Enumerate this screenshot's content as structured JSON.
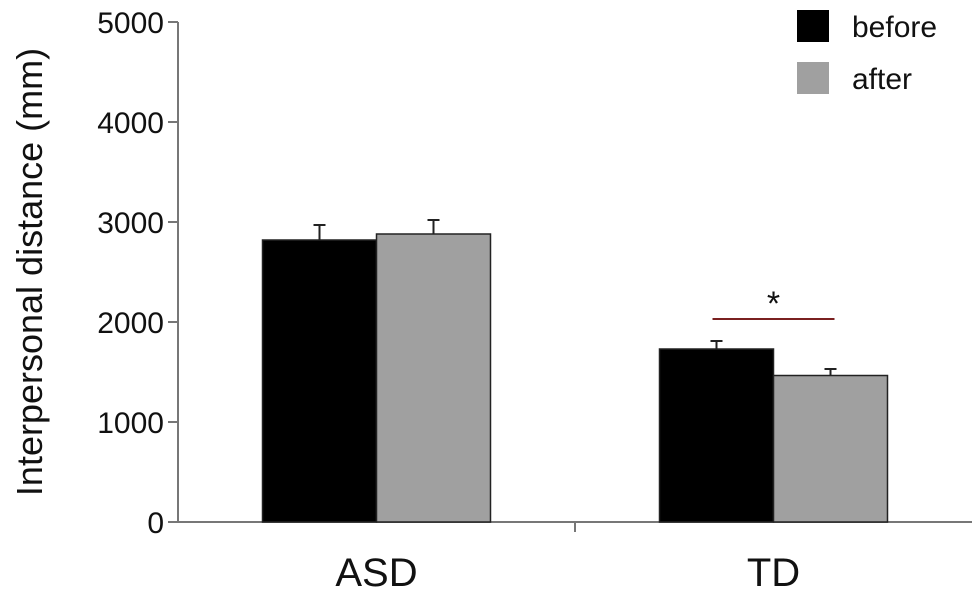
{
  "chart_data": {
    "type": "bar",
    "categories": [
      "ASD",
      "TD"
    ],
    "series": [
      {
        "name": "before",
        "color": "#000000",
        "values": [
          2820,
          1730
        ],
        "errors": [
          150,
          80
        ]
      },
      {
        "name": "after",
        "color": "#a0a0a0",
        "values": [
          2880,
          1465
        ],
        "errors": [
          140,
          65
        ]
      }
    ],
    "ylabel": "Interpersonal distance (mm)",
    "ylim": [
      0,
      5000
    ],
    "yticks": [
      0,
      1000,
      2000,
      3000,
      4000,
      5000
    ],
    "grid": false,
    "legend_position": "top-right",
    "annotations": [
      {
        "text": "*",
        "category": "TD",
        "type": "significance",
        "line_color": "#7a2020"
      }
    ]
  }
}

▶ _Request_:
Retype each record exactly as it stands, but do not include the pictures.

▶ _Answer to this task_:
Enumerate this screenshot's content as structured JSON.
{
  "chart_data": {
    "type": "bar",
    "categories": [
      "ASD",
      "TD"
    ],
    "series": [
      {
        "name": "before",
        "color": "#000000",
        "values": [
          2820,
          1730
        ],
        "errors": [
          150,
          80
        ]
      },
      {
        "name": "after",
        "color": "#a0a0a0",
        "values": [
          2880,
          1465
        ],
        "errors": [
          140,
          65
        ]
      }
    ],
    "ylabel": "Interpersonal distance (mm)",
    "ylim": [
      0,
      5000
    ],
    "yticks": [
      0,
      1000,
      2000,
      3000,
      4000,
      5000
    ],
    "grid": false,
    "legend_position": "top-right",
    "annotations": [
      {
        "text": "*",
        "category": "TD",
        "type": "significance",
        "line_color": "#7a2020"
      }
    ]
  }
}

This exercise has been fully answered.